TASK DESCRIPTION: Transcribe the entries that follow, word for word.

EXERCISE DATA:
■ ■ ■ ■

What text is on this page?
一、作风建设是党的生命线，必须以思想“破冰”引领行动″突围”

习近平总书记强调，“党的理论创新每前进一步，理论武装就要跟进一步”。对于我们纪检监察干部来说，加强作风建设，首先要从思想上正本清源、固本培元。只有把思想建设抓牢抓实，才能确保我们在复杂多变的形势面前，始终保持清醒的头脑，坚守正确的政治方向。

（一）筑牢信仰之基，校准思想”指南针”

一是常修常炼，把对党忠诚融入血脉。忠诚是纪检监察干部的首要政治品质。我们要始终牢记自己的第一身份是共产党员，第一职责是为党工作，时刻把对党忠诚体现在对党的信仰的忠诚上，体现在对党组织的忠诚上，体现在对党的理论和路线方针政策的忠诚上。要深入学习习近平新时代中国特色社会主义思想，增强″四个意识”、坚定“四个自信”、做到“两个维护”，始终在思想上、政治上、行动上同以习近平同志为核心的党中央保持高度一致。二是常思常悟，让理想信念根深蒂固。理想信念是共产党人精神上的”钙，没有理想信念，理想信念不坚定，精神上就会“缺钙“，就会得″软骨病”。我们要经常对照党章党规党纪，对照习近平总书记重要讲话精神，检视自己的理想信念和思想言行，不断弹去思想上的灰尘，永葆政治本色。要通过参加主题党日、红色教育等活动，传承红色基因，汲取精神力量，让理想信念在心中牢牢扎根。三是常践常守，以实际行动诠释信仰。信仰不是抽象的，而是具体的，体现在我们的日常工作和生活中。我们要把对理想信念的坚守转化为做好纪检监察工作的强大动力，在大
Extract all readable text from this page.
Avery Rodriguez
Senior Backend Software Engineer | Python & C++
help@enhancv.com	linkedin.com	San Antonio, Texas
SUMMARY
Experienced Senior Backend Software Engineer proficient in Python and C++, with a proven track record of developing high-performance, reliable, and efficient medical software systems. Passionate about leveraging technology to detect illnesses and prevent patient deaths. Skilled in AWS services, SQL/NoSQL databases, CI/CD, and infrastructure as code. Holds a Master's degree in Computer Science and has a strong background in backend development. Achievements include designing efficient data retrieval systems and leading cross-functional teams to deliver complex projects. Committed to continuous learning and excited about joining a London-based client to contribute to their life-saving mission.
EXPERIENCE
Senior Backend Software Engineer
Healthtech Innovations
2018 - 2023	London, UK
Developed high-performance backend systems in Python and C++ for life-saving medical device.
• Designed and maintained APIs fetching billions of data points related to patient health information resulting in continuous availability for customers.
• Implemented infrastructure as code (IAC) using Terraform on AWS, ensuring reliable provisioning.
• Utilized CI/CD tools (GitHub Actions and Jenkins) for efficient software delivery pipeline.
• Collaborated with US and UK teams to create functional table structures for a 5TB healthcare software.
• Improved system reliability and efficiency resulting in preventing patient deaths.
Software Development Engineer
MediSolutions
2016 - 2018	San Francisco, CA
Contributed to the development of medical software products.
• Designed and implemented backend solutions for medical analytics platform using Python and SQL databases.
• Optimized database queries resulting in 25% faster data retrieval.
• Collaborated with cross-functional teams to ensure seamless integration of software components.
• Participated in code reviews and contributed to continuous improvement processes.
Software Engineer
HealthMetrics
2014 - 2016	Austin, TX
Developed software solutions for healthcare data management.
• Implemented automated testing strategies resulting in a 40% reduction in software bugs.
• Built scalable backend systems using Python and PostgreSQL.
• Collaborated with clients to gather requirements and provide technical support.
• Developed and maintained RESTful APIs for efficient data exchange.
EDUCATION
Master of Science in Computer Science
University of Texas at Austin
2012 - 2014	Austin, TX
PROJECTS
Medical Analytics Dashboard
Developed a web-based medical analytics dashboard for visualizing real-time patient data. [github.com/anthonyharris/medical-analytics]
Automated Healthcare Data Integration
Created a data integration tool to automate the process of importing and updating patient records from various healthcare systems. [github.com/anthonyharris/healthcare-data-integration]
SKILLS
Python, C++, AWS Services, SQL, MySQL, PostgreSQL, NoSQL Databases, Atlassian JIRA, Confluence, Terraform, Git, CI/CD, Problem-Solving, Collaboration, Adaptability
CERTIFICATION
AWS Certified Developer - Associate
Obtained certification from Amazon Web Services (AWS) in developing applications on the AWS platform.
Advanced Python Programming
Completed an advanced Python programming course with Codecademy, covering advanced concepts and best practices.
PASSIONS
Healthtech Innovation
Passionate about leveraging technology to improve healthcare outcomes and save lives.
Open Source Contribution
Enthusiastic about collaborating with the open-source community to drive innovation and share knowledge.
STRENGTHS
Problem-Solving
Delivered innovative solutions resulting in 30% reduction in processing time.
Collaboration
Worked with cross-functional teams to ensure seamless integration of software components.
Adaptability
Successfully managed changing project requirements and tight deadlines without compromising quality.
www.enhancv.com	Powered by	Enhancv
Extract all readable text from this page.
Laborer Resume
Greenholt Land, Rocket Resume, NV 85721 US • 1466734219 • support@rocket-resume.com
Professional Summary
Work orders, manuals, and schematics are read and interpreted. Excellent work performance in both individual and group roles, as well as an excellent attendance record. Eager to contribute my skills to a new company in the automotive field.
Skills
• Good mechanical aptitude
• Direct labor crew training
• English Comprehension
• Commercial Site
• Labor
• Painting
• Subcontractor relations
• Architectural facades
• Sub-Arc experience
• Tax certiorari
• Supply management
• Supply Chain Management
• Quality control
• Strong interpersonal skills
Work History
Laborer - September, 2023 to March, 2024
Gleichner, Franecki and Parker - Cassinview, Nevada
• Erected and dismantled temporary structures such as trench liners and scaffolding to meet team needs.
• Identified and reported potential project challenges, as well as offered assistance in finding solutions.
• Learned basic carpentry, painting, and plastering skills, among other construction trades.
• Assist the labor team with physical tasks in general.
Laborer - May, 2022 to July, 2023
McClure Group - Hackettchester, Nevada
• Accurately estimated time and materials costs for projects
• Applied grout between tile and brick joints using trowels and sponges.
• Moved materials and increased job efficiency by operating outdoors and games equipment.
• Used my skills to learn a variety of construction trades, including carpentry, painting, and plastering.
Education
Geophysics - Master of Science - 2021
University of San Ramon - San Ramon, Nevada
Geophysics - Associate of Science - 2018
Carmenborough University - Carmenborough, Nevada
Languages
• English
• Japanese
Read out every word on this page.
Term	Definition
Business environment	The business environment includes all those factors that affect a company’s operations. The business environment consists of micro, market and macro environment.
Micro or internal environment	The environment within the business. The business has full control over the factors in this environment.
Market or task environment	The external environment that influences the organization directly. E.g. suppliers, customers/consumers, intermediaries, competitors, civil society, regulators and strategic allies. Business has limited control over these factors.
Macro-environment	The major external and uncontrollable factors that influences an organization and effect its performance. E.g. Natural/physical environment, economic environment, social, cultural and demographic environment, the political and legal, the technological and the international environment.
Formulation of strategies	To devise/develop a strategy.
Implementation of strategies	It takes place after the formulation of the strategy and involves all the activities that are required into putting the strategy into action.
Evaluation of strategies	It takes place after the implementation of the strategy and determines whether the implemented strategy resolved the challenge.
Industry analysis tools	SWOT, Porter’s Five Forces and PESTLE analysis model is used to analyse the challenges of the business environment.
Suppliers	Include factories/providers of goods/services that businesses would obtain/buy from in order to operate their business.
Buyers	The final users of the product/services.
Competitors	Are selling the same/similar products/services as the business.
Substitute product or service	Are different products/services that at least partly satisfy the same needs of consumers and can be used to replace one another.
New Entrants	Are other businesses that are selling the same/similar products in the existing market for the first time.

■ ■ ■ ■

FINAL RESULT:
What text is on this page?
一、作风建设是党的生命线，必须以思想“破冰”引领行动″突围”

习近平总书记强调，“党的理论创新每前进一步，理论武装就要跟进一步”。对于我们纪检监察干部来说，加强作风建设，首先要从思想上正本清源、固本培元。只有把思想建设抓牢抓实，才能确保我们在复杂多变的形势面前，始终保持清醒的头脑，坚守正确的政治方向。

（一）筑牢信仰之基，校准思想”指南针”

一是常修常炼，把对党忠诚融入血脉。忠诚是纪检监察干部的首要政治品质。我们要始终牢记自己的第一身份是共产党员，第一职责是为党工作，时刻把对党忠诚体现在对党的信仰的忠诚上，体现在对党组织的忠诚上，体现在对党的理论和路线方针政策的忠诚上。要深入学习习近平新时代中国特色社会主义思想，增强″四个意识”、坚定“四个自信”、做到“两个维护”，始终在思想上、政治上、行动上同以习近平同志为核心的党中央保持高度一致。二是常思常悟，让理想信念根深蒂固。理想信念是共产党人精神上的”钙，没有理想信念，理想信念不坚定，精神上就会“缺钙“，就会得″软骨病”。我们要经常对照党章党规党纪，对照习近平总书记重要讲话精神，检视自己的理想信念和思想言行，不断弹去思想上的灰尘，永葆政治本色。要通过参加主题党日、红色教育等活动，传承红色基因，汲取精神力量，让理想信念在心中牢牢扎根。三是常践常守，以实际行动诠释信仰。信仰不是抽象的，而是具体的，体现在我们的日常工作和生活中。我们要把对理想信念的坚守转化为做好纪检监察工作的强大动力，在大
Extract all readable text from this page.
Avery Rodriguez
Senior Backend Software Engineer | Python & C++
help@enhancv.com	linkedin.com	San Antonio, Texas
SUMMARY
Experienced Senior Backend Software Engineer proficient in Python and C++, with a proven track record of developing high-performance, reliable, and efficient medical software systems. Passionate about leveraging technology to detect illnesses and prevent patient deaths. Skilled in AWS services, SQL/NoSQL databases, CI/CD, and infrastructure as code. Holds a Master's degree in Computer Science and has a strong background in backend development. Achievements include designing efficient data retrieval systems and leading cross-functional teams to deliver complex projects. Committed to continuous learning and excited about joining a London-based client to contribute to their life-saving mission.
EXPERIENCE
Senior Backend Software Engineer
Healthtech Innovations
2018 - 2023	London, UK
Developed high-performance backend systems in Python and C++ for life-saving medical device.
• Designed and maintained APIs fetching billions of data points related to patient health information resulting in continuous availability for customers.
• Implemented infrastructure as code (IAC) using Terraform on AWS, ensuring reliable provisioning.
• Utilized CI/CD tools (GitHub Actions and Jenkins) for efficient software delivery pipeline.
• Collaborated with US and UK teams to create functional table structures for a 5TB healthcare software.
• Improved system reliability and efficiency resulting in preventing patient deaths.
Software Development Engineer
MediSolutions
2016 - 2018	San Francisco, CA
Contributed to the development of medical software products.
• Designed and implemented backend solutions for medical analytics platform using Python and SQL databases.
• Optimized database queries resulting in 25% faster data retrieval.
• Collaborated with cross-functional teams to ensure seamless integration of software components.
• Participated in code reviews and contributed to continuous improvement processes.
Software Engineer
HealthMetrics
2014 - 2016	Austin, TX
Developed software solutions for healthcare data management.
• Implemented automated testing strategies resulting in a 40% reduction in software bugs.
• Built scalable backend systems using Python and PostgreSQL.
• Collaborated with clients to gather requirements and provide technical support.
• Developed and maintained RESTful APIs for efficient data exchange.
EDUCATION
Master of Science in Computer Science
University of Texas at Austin
2012 - 2014	Austin, TX
PROJECTS
Medical Analytics Dashboard
Developed a web-based medical analytics dashboard for visualizing real-time patient data. [github.com/anthonyharris/medical-analytics]
Automated Healthcare Data Integration
Created a data integration tool to automate the process of importing and updating patient records from various healthcare systems. [github.com/anthonyharris/healthcare-data-integration]
SKILLS
Python, C++, AWS Services, SQL, MySQL, PostgreSQL, NoSQL Databases, Atlassian JIRA, Confluence, Terraform, Git, CI/CD, Problem-Solving, Collaboration, Adaptability
CERTIFICATION
AWS Certified Developer - Associate
Obtained certification from Amazon Web Services (AWS) in developing applications on the AWS platform.
Advanced Python Programming
Completed an advanced Python programming course with Codecademy, covering advanced concepts and best practices.
PASSIONS
Healthtech Innovation
Passionate about leveraging technology to improve healthcare outcomes and save lives.
Open Source Contribution
Enthusiastic about collaborating with the open-source community to drive innovation and share knowledge.
STRENGTHS
Problem-Solving
Delivered innovative solutions resulting in 30% reduction in processing time.
Collaboration
Worked with cross-functional teams to ensure seamless integration of software components.
Adaptability
Successfully managed changing project requirements and tight deadlines without compromising quality.
www.enhancv.com	Powered by	Enhancv
Extract all readable text from this page.
Laborer Resume
Greenholt Land, Rocket Resume, NV 85721 US • 1466734219 • support@rocket-resume.com
Professional Summary
Work orders, manuals, and schematics are read and interpreted. Excellent work performance in both individual and group roles, as well as an excellent attendance record. Eager to contribute my skills to a new company in the automotive field.
Skills
• Good mechanical aptitude
• Direct labor crew training
• English Comprehension
• Commercial Site
• Labor
• Painting
• Subcontractor relations
• Architectural facades
• Sub-Arc experience
• Tax certiorari
• Supply management
• Supply Chain Management
• Quality control
• Strong interpersonal skills
Work History
Laborer - September, 2023 to March, 2024
Gleichner, Franecki and Parker - Cassinview, Nevada
• Erected and dismantled temporary structures such as trench liners and scaffolding to meet team needs.
• Identified and reported potential project challenges, as well as offered assistance in finding solutions.
• Learned basic carpentry, painting, and plastering skills, among other construction trades.
• Assist the labor team with physical tasks in general.
Laborer - May, 2022 to July, 2023
McClure Group - Hackettchester, Nevada
• Accurately estimated time and materials costs for projects
• Applied grout between tile and brick joints using trowels and sponges.
• Moved materials and increased job efficiency by operating outdoors and games equipment.
• Used my skills to learn a variety of construction trades, including carpentry, painting, and plastering.
Education
Geophysics - Master of Science - 2021
University of San Ramon - San Ramon, Nevada
Geophysics - Associate of Science - 2018
Carmenborough University - Carmenborough, Nevada
Languages
• English
• Japanese
Read out every word on this page.
Term	Definition
Business environment	The business environment includes all those factors that affect a company’s operations. The business environment consists of micro, market and macro environment.
Micro or internal environment	The environment within the business. The business has full control over the factors in this environment.
Market or task environment	The external environment that influences the organization directly. E.g. suppliers, customers/consumers, intermediaries, competitors, civil society, regulators and strategic allies. Business has limited control over these factors.
Macro-environment	The major external and uncontrollable factors that influences an organization and effect its performance. E.g. Natural/physical environment, economic environment, social, cultural and demographic environment, the political and legal, the technological and the international environment.
Formulation of strategies	To devise/develop a strategy.
Implementation of strategies	It takes place after the formulation of the strategy and involves all the activities that are required into putting the strategy into action.
Evaluation of strategies	It takes place after the implementation of the strategy and determines whether the implemented strategy resolved the challenge.
Industry analysis tools	SWOT, Porter’s Five Forces and PESTLE analysis model is used to analyse the challenges of the business environment.
Suppliers	Include factories/providers of goods/services that businesses would obtain/buy from in order to operate their business.
Buyers	The final users of the product/services.
Competitors	Are selling the same/similar products/services as the business.
Substitute product or service	Are different products/services that at least partly satisfy the same needs of consumers and can be used to replace one another.
New Entrants	Are other businesses that are selling the same/similar products in the existing market for the first time.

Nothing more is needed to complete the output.